§ **Directions for this task**: Return the listing below exactly, with the pictures dropped.

Data items:
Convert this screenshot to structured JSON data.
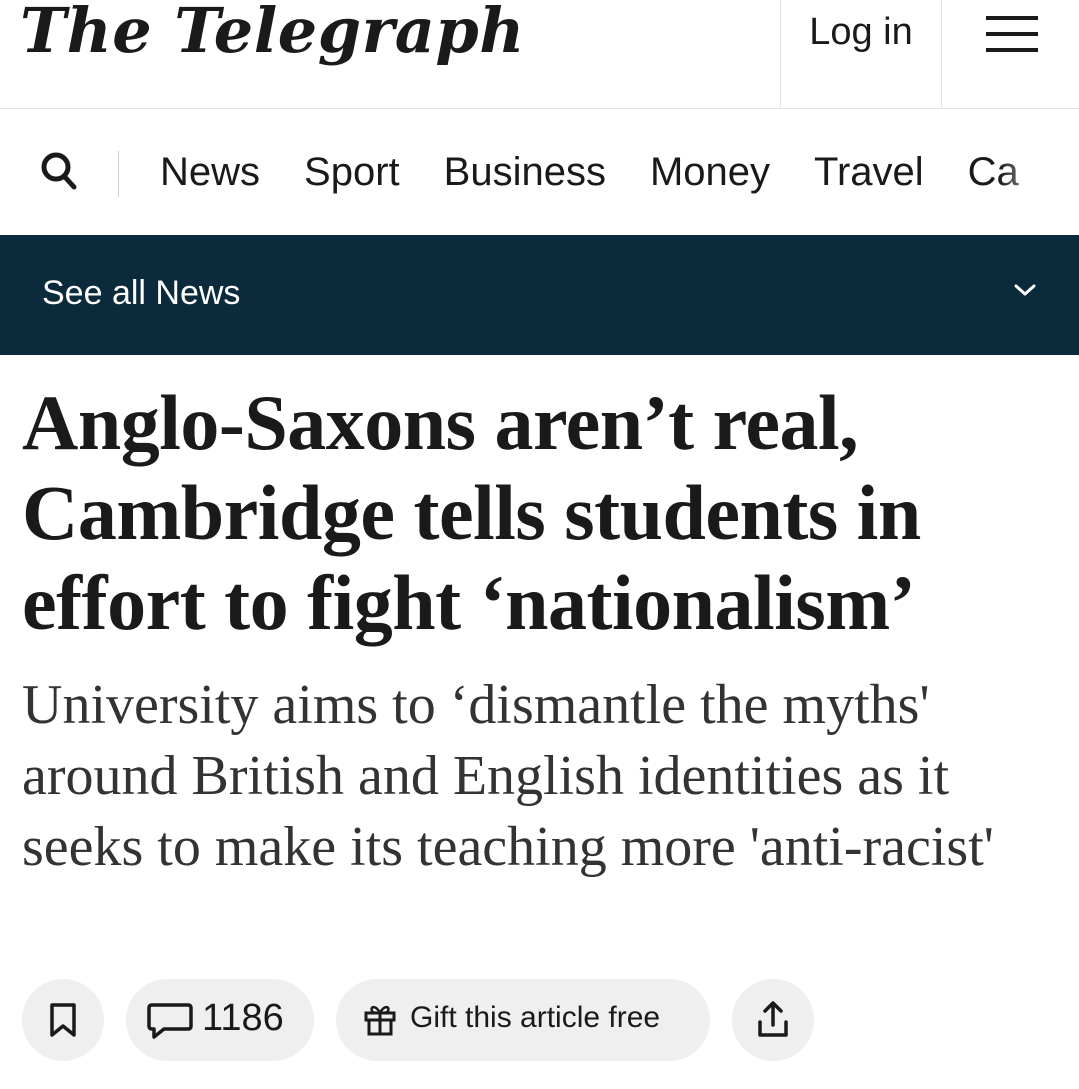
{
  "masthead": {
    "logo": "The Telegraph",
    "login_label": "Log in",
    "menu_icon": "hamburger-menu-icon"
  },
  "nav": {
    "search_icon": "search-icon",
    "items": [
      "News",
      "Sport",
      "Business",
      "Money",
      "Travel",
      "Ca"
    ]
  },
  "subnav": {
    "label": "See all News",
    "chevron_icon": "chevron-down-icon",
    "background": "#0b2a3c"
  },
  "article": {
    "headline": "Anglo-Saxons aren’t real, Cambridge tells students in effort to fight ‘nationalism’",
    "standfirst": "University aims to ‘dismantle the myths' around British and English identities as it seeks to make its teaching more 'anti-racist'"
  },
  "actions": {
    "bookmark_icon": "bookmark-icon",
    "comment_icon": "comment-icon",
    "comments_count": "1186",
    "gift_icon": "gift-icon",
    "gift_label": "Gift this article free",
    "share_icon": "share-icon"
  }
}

§ **Full answer**:
Convert this screenshot to structured JSON data.
{
  "masthead": {
    "logo": "The Telegraph",
    "login_label": "Log in",
    "menu_icon": "hamburger-menu-icon"
  },
  "nav": {
    "search_icon": "search-icon",
    "items": [
      "News",
      "Sport",
      "Business",
      "Money",
      "Travel",
      "Ca"
    ]
  },
  "subnav": {
    "label": "See all News",
    "chevron_icon": "chevron-down-icon",
    "background": "#0b2a3c"
  },
  "article": {
    "headline": "Anglo-Saxons aren’t real, Cambridge tells students in effort to fight ‘nationalism’",
    "standfirst": "University aims to ‘dismantle the myths' around British and English identities as it seeks to make its teaching more 'anti-racist'"
  },
  "actions": {
    "bookmark_icon": "bookmark-icon",
    "comment_icon": "comment-icon",
    "comments_count": "1186",
    "gift_icon": "gift-icon",
    "gift_label": "Gift this article free",
    "share_icon": "share-icon"
  }
}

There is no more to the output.